Le monde de l’« être ». Contrairement aux règles qui relèvent du devoir-être, ces dernières consistent dans le fait que quelque chose est. En d’autres termes, « si A est, B est »[18]. Cette forme, qu’endossent les normes de l’être, fait d’elles l’exact opposé des normes qui se conjuguent à l’impératif. Elles ne véhiculent aucune forme d’obligation. Ces normes ne font que décrire un « état certain, possible ou probable, dans lequel seront une chose, une situation ou un évènement si telles conditions sont remplies »[19]. Éclairons-nous d’un exemple. Lorsque la pomme se décroche de l’arbre, elle tombe. Bien qu’elle soit mûre ou qu’une bourrasque ait secoué la branche sur laquelle elle était accrochée, la pomme n’avait aucune obligation de tomber. Elle est venue heurter le sol sans qu’elle ait fait l’objet d’un quelconque ordre. Si la pomme est tombée, c’est parce que plus aucune force contraire – celle de la branche de l’arbre – ne s’opposait à ce que s’exerce sur elle la loi de la gravitation. Cette norme, qu’est la loi de Newton, ne commande pas à la pomme de tomber, elle décrit simplement le pourquoi de sa chute, soit le phénomène d’attraction de la terre sur tout corps positionné jusqu’à une certaine distance de sa surface. Comme l’a démontré Kelsen, au même titre que les normes qui relèvent du devoir-être, les normes qui appartiennent au monde de l’être, sont structurées de telle façon qu’elles « lient l’un à l’autre deux éléments »[20]. Ce lien dont il est question a, cependant, nous dit-il, « une signification radicalement différente »[21], selon que la norme qui l’énonce se conjugue à l’impératif, ou selon qu’elle se conjugue à l’indicatif. Dans le premier cas, il s’agira, nous l’avons vu, d’un lien d’imputation entre un présupposé et une conséquence. Dans le second, ce lien sera de nature causale, c’est-à-dire, qu’il unit une cause à son effet. Telle est la finalité des normes de l’« être » : décrire la causalité du mouvement des choses, leur survenance, l’ordre de leur déroulement. Si la pomme se décroche de l’arbre, elle tombe nécessairement. Ce phénomène est systématique et se répètera autant de fois que la branche de l’arbre ne sera plus en mesure supporter le poids de la pomme.

Entrées de données extraites
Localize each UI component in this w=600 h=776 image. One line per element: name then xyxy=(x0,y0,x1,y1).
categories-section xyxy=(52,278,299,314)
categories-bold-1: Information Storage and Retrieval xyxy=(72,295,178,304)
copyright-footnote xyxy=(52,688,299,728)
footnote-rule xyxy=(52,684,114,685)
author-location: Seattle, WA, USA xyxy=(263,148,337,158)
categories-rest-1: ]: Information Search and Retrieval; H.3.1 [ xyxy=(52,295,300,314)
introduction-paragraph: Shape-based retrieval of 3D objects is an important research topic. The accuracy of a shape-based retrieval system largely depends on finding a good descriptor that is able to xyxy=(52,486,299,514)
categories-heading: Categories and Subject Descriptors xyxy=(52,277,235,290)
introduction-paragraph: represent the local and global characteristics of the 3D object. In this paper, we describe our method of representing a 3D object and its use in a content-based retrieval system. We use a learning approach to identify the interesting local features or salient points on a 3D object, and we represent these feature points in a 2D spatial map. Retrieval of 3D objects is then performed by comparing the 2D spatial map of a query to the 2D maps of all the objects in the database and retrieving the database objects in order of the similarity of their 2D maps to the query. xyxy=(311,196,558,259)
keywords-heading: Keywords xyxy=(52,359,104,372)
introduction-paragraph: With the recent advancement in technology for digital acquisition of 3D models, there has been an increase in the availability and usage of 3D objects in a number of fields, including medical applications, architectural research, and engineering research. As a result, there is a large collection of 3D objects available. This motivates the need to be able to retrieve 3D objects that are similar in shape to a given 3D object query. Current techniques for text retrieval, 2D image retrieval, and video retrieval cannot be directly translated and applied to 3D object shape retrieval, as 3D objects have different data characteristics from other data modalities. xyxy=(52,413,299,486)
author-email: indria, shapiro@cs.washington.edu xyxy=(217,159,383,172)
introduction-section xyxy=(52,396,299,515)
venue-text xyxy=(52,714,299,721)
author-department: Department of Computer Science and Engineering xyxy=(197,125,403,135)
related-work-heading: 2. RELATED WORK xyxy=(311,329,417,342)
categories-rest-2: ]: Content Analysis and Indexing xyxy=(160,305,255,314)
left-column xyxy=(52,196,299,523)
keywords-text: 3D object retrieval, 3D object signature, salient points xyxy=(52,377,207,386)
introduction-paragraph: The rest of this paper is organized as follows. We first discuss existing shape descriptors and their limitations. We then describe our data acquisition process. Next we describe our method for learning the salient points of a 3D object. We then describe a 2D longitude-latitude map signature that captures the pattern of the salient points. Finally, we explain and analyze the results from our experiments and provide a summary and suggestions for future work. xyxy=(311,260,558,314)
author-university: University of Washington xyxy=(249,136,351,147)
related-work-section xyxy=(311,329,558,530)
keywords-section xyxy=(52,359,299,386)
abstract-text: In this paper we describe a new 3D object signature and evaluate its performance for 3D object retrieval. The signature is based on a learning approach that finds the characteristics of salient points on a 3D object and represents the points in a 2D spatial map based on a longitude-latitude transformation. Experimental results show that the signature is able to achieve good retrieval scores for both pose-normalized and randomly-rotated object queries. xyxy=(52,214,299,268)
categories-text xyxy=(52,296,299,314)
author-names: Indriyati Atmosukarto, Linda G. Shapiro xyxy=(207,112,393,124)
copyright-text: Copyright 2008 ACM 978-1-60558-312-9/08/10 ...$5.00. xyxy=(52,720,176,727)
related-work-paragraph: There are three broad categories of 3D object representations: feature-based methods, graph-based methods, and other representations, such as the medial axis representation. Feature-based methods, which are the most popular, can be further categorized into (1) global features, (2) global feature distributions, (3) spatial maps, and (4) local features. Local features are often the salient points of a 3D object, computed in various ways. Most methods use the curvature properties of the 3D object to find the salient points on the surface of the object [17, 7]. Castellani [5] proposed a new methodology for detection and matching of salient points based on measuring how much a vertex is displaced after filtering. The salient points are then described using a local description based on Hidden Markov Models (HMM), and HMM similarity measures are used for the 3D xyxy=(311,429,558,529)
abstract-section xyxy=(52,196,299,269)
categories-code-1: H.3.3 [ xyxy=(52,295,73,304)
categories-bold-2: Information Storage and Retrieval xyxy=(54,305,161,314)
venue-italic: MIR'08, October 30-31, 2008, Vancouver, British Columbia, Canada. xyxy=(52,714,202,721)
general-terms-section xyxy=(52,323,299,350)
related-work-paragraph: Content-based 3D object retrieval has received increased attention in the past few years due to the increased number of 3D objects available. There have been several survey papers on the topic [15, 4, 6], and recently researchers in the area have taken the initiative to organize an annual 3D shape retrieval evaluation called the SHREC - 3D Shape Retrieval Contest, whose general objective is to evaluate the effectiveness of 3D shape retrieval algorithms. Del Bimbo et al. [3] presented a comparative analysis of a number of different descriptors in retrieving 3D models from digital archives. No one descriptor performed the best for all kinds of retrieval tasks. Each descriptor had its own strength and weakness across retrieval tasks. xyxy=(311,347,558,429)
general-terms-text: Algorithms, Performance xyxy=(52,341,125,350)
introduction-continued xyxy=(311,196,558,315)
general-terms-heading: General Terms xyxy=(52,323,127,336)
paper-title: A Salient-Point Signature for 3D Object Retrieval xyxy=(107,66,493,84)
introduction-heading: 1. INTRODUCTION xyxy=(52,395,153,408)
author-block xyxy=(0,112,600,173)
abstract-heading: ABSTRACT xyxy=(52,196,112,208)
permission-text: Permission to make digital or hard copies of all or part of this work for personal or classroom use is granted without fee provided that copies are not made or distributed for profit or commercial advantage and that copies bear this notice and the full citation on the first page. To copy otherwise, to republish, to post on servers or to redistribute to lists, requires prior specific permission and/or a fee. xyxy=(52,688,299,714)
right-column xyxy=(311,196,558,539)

== Tâche demandée A ==
Résumez en deux phrases le texte sur les normes de l'« être ».
== Tâche demandée B ==
D'après le texte sur les normes de l'« être », quelle est la nature du lien qu'établit une norme conjuguée à l'indicatif ?

== Réponse correcte A ==
Contrairement aux normes du devoir-être, les normes de l'« être » ne véhiculent aucune obligation et se contentent de décrire l'état dans lequel sera une chose si certaines conditions sont remplies, comme la loi de la gravitation décrit la chute d'une pomme sans la lui commander. Selon Kelsen, les deux types de normes lient deux éléments, mais ce lien est une imputation pour les normes à l'impératif et un lien causal, d'une cause à son effet, pour celles à l'indicatif.

== Réponse correcte B ==
Ce lien est de nature causale : il unit une cause à son effet.